>> BEGIN Record list

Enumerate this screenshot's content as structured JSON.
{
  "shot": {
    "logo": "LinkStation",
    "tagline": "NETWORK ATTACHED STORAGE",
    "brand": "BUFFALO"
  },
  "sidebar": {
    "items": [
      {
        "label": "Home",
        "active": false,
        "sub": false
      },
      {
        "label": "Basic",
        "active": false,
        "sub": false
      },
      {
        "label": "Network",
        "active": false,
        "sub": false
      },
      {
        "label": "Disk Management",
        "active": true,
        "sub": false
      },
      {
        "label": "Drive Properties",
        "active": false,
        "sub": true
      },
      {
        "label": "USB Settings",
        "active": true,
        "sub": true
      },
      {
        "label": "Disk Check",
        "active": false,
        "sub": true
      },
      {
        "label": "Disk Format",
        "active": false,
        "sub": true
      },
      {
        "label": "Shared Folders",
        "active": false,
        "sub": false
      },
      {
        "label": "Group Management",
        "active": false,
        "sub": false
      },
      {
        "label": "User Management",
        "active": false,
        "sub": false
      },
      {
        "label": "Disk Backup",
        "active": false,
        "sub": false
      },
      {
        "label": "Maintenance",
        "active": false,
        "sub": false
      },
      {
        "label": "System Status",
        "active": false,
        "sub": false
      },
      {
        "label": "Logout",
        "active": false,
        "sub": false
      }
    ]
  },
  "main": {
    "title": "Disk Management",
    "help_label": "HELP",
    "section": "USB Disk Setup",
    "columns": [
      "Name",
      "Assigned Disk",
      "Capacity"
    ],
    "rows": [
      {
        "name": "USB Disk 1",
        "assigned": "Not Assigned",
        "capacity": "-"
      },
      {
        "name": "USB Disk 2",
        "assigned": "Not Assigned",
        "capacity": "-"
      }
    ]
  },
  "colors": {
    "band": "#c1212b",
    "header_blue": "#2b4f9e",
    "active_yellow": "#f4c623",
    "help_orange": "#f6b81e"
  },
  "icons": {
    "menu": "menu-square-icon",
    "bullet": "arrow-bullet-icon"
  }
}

>> END Record list

#### Problem requirements:
Quote all the records exactly, please, leaving none out.

#### Solution to this exercise:
Enumerate this screenshot's content as structured JSON.
{
  "shot": {
    "logo": "LinkStation",
    "tagline": "NETWORK ATTACHED STORAGE",
    "brand": "BUFFALO"
  },
  "sidebar": {
    "items": [
      {
        "label": "Home",
        "active": false,
        "sub": false
      },
      {
        "label": "Basic",
        "active": false,
        "sub": false
      },
      {
        "label": "Network",
        "active": false,
        "sub": false
      },
      {
        "label": "Disk Management",
        "active": true,
        "sub": false
      },
      {
        "label": "Drive Properties",
        "active": false,
        "sub": true
      },
      {
        "label": "USB Settings",
        "active": true,
        "sub": true
      },
      {
        "label": "Disk Check",
        "active": false,
        "sub": true
      },
      {
        "label": "Disk Format",
        "active": false,
        "sub": true
      },
      {
        "label": "Shared Folders",
        "active": false,
        "sub": false
      },
      {
        "label": "Group Management",
        "active": false,
        "sub": false
      },
      {
        "label": "User Management",
        "active": false,
        "sub": false
      },
      {
        "label": "Disk Backup",
        "active": false,
        "sub": false
      },
      {
        "label": "Maintenance",
        "active": false,
        "sub": false
      },
      {
        "label": "System Status",
        "active": false,
        "sub": false
      },
      {
        "label": "Logout",
        "active": false,
        "sub": false
      }
    ]
  },
  "main": {
    "title": "Disk Management",
    "help_label": "HELP",
    "section": "USB Disk Setup",
    "columns": [
      "Name",
      "Assigned Disk",
      "Capacity"
    ],
    "rows": [
      {
        "name": "USB Disk 1",
        "assigned": "Not Assigned",
        "capacity": "-"
      },
      {
        "name": "USB Disk 2",
        "assigned": "Not Assigned",
        "capacity": "-"
      }
    ]
  },
  "colors": {
    "band": "#c1212b",
    "header_blue": "#2b4f9e",
    "active_yellow": "#f4c623",
    "help_orange": "#f6b81e"
  },
  "icons": {
    "menu": "menu-square-icon",
    "bullet": "arrow-bullet-icon"
  }
}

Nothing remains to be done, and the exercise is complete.